> [Records for the task]
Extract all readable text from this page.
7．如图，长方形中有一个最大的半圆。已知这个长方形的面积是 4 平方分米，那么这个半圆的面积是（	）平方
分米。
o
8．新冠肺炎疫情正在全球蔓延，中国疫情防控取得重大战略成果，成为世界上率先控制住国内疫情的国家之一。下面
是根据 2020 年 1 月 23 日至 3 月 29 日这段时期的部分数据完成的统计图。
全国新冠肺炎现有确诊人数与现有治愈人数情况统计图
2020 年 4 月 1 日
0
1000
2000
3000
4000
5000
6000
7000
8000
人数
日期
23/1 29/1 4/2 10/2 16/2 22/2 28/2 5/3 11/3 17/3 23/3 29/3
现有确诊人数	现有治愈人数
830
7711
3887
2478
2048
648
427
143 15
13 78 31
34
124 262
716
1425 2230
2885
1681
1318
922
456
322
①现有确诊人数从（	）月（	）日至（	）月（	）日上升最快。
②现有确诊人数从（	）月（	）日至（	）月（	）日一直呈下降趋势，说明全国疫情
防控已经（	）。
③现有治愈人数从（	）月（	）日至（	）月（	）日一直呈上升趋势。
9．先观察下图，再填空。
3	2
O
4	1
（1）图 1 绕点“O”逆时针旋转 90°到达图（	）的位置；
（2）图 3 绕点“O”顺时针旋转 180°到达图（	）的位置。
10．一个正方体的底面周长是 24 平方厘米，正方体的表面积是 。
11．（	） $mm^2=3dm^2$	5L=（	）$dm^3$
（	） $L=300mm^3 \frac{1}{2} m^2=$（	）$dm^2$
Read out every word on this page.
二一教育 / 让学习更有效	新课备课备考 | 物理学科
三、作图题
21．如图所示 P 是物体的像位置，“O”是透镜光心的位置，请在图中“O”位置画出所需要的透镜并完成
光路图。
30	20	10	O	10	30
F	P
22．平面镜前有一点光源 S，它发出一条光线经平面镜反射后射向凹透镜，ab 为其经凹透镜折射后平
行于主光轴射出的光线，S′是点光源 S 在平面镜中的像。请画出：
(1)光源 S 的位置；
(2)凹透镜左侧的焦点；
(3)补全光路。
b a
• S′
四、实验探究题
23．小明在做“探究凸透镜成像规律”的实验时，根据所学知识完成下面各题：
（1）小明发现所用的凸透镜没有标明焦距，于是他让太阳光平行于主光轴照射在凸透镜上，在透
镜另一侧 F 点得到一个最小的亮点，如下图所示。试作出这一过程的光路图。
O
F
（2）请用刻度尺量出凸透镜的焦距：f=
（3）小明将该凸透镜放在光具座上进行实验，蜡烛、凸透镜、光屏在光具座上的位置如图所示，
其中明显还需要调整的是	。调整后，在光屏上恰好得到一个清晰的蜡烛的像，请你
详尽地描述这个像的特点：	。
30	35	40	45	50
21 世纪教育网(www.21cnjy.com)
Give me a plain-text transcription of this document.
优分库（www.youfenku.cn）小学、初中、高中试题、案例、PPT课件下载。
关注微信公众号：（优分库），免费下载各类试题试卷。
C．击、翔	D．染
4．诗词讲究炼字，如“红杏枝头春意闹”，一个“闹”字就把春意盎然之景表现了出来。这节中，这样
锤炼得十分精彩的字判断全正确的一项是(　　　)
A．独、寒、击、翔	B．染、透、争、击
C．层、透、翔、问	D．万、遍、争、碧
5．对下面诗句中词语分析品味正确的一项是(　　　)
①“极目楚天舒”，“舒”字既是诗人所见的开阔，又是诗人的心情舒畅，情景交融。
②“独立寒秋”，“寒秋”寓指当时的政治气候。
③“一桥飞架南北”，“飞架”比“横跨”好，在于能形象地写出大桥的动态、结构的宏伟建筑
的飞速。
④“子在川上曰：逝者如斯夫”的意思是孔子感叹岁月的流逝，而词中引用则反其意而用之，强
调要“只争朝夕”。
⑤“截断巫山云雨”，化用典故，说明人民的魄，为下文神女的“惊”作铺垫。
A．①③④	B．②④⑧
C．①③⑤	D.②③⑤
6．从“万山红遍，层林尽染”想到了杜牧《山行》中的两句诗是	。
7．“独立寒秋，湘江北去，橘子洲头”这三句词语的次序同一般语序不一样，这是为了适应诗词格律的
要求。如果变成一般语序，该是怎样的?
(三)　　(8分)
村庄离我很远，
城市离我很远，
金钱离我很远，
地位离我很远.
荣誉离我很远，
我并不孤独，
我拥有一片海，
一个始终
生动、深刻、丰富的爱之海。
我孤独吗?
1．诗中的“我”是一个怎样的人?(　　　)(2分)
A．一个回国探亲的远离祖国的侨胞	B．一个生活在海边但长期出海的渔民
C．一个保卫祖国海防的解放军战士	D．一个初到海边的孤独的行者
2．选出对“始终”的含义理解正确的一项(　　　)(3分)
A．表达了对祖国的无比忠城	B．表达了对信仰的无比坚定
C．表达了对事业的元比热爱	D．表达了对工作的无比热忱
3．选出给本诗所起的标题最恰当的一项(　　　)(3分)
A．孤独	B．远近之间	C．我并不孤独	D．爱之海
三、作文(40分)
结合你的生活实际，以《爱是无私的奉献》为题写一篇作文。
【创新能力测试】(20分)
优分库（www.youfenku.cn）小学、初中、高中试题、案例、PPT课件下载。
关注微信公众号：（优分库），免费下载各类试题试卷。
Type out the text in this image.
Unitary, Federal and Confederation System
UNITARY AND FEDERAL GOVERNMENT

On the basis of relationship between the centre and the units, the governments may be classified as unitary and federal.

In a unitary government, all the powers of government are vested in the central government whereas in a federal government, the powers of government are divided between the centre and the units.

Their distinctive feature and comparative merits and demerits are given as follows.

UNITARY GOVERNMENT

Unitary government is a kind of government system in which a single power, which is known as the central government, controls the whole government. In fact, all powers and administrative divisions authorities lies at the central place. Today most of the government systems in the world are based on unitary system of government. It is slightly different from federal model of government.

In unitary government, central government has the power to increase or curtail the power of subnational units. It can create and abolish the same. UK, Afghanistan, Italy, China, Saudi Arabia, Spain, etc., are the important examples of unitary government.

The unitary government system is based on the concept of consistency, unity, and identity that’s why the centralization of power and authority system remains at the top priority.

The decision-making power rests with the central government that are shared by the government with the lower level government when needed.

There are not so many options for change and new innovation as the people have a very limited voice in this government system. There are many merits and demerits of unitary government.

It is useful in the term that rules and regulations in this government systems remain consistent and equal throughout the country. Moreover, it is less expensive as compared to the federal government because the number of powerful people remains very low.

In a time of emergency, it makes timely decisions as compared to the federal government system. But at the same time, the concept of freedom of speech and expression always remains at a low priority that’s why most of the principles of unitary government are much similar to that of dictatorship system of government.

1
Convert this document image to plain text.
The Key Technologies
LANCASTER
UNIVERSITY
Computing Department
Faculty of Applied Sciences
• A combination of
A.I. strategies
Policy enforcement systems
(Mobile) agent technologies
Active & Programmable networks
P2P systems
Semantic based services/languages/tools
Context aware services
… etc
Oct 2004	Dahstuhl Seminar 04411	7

> [Written instruction] Where a line above contains the string "powers", copy that line.

> [Reply]
In a unitary government, all the powers of government are vested in the central government whereas in a federal government, the powers of government are divided between the centre and the units.
Unitary government is a kind of government system in which a single power, which is known as the central government, controls the whole government. In fact, all powers and administrative divisions authorities lies at the central place. Today most of the government systems in the world are based on unitary system of government. It is slightly different from federal model of government.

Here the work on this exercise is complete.